# What is expected:
Lift every line from the entries that includes the word "puller".

Data entries
____

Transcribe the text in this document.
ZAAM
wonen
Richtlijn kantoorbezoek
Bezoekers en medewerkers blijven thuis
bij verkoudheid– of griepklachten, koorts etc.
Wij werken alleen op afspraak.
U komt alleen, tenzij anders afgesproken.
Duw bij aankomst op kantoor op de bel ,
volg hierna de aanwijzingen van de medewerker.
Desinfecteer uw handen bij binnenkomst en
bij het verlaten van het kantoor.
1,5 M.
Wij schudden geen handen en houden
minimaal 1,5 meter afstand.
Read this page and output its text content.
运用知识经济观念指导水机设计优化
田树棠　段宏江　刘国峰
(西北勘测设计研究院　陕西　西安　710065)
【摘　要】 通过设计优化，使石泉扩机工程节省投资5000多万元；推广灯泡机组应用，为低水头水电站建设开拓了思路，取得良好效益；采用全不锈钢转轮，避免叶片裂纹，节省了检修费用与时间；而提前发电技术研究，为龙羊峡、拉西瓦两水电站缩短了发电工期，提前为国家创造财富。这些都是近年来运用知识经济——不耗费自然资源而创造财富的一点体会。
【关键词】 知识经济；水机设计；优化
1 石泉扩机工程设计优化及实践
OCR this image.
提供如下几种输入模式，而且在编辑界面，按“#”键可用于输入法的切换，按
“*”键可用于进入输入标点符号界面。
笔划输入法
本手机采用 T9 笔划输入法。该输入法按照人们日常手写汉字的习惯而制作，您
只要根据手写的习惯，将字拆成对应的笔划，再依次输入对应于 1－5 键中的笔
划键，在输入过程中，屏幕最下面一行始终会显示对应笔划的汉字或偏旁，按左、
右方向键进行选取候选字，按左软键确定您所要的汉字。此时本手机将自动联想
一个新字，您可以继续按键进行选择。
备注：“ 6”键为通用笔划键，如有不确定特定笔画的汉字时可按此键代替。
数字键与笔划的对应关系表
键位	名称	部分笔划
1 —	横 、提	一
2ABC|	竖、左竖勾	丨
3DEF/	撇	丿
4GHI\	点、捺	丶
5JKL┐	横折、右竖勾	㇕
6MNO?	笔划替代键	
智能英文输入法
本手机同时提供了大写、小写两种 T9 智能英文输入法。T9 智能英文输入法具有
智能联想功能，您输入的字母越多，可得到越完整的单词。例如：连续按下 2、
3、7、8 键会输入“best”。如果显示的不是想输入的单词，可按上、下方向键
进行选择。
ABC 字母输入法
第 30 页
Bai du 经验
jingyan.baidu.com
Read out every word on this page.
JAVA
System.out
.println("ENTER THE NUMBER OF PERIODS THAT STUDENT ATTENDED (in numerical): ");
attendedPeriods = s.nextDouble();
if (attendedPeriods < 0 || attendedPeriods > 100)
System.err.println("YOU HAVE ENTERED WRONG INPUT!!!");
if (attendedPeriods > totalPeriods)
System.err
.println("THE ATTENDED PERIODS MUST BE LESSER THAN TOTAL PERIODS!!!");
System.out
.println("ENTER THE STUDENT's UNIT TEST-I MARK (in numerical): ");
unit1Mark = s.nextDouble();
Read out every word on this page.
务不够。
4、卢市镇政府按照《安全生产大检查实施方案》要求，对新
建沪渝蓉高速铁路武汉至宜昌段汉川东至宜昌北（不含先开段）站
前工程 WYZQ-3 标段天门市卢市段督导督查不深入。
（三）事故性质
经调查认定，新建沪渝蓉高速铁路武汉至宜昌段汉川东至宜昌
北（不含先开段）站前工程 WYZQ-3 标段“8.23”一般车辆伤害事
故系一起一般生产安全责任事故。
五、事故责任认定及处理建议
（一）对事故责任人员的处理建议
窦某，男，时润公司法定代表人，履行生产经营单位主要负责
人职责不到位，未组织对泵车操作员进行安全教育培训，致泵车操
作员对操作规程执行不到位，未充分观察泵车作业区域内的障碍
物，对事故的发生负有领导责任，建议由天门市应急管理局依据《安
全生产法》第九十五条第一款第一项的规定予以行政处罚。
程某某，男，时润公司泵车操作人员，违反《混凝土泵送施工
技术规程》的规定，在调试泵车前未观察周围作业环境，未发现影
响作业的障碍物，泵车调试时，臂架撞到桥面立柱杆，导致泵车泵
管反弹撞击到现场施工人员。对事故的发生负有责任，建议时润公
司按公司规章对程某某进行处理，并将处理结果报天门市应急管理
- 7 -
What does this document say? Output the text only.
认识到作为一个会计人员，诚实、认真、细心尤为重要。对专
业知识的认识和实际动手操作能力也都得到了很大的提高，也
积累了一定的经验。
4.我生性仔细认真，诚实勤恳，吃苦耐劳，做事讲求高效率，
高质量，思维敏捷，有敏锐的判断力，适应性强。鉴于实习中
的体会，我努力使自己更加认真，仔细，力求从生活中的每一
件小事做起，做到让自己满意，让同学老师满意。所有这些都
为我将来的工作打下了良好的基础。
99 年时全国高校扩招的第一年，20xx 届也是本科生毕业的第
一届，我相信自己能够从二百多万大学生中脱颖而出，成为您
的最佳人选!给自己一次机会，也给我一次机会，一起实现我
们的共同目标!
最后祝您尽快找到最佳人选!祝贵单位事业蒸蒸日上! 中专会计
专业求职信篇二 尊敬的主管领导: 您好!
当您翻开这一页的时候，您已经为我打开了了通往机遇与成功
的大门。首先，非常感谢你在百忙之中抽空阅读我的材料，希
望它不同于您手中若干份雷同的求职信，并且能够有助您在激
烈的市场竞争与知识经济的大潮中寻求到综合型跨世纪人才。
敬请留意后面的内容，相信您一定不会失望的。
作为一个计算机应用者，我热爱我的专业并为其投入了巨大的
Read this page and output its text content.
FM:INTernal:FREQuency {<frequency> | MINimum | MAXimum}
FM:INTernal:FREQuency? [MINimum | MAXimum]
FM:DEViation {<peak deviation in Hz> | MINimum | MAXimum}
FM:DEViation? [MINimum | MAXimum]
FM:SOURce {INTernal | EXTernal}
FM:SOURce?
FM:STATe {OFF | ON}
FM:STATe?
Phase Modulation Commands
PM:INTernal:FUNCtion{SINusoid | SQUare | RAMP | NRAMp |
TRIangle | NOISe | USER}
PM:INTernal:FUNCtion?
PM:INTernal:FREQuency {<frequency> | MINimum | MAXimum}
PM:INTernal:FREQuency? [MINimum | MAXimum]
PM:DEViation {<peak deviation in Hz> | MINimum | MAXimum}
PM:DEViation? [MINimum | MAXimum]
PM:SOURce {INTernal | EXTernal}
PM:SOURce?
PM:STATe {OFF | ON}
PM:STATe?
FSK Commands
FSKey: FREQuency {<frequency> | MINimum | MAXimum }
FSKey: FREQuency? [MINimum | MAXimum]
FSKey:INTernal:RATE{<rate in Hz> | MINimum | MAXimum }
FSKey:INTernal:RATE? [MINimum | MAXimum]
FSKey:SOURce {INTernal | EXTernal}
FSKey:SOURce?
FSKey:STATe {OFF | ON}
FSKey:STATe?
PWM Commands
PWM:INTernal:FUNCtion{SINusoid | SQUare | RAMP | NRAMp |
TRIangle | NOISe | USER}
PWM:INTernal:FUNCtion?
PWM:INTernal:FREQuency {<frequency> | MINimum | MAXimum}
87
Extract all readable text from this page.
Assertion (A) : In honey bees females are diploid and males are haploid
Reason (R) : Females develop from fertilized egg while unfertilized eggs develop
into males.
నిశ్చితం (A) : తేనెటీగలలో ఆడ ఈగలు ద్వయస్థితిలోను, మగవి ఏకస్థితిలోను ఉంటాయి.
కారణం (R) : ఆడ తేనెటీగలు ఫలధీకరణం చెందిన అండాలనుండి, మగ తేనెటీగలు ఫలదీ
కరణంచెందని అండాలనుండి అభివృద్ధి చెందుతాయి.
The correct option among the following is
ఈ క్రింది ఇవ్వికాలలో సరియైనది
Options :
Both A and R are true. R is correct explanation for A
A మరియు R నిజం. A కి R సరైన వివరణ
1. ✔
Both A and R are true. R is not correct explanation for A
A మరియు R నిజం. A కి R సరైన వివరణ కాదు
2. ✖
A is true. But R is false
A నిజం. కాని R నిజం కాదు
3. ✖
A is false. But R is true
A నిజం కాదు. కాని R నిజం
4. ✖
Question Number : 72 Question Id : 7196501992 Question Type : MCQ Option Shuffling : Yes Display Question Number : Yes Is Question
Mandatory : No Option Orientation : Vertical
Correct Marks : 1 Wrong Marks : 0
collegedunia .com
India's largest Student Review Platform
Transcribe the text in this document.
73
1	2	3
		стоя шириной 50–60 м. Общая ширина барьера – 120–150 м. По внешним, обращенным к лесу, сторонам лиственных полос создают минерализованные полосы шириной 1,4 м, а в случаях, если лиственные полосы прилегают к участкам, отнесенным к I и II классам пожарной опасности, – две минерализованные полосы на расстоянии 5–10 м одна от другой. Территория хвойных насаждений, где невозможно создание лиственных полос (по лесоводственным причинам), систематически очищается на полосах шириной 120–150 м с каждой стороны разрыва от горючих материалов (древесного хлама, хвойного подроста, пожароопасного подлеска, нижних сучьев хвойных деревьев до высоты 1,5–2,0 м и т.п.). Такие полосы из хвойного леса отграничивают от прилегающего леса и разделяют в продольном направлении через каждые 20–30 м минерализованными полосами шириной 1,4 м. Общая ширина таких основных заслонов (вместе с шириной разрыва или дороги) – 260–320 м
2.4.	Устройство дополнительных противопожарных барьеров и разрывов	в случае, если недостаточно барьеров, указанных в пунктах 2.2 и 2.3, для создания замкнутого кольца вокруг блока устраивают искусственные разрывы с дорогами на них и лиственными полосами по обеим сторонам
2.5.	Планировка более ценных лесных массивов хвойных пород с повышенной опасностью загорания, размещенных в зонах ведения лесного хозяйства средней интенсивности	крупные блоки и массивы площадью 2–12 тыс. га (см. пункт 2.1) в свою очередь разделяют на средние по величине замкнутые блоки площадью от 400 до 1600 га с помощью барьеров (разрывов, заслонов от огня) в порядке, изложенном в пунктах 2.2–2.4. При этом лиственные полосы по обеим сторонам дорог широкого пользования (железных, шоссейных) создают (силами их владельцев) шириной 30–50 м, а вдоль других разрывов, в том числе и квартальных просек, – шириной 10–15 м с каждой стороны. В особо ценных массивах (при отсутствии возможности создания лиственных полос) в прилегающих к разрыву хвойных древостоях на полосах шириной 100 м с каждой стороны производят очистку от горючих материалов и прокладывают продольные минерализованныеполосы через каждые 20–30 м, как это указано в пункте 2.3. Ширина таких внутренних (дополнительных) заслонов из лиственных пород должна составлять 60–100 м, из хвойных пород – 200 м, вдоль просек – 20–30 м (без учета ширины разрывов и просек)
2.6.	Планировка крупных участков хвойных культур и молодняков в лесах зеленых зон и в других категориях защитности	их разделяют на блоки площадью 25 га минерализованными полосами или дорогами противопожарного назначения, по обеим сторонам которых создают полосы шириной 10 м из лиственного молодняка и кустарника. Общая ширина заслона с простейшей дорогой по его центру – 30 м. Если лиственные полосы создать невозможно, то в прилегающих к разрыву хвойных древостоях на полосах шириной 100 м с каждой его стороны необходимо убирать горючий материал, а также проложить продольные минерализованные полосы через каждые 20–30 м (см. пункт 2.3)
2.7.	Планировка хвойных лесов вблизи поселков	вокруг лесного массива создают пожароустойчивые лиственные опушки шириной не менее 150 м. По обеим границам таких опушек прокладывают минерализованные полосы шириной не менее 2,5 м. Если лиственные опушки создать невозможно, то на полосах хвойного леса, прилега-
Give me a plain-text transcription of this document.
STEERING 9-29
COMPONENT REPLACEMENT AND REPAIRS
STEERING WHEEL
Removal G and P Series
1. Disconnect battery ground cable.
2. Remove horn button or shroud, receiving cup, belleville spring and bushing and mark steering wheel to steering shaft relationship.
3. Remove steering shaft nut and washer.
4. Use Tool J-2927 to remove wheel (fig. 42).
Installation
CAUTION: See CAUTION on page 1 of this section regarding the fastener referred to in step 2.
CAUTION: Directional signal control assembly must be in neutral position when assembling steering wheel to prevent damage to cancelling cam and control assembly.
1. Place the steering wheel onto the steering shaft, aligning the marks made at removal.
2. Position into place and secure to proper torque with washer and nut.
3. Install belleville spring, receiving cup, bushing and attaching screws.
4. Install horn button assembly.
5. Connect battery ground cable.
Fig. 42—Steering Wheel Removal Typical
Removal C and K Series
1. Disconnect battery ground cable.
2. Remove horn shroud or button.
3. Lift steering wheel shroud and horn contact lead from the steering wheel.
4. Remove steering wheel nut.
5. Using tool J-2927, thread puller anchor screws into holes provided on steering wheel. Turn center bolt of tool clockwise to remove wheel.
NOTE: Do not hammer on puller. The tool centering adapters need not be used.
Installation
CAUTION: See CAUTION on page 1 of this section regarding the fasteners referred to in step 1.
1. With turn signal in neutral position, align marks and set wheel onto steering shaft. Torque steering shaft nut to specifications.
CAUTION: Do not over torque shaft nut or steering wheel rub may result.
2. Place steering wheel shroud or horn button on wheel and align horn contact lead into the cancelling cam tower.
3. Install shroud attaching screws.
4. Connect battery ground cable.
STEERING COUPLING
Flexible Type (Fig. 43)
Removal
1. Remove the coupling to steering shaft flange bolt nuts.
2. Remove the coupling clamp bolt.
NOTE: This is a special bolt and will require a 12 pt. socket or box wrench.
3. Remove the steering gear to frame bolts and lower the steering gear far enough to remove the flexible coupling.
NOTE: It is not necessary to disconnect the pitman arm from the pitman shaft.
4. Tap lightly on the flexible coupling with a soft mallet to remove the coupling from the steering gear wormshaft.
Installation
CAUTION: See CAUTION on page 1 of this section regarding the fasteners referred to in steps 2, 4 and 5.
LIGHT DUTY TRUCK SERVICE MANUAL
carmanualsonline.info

____

# Response to this task:
5. Using tool J-2927, thread puller anchor screws into holes provided on steering wheel. Turn center bolt of tool clockwise to remove wheel.
NOTE: Do not hammer on puller. The tool centering adapters need not be used.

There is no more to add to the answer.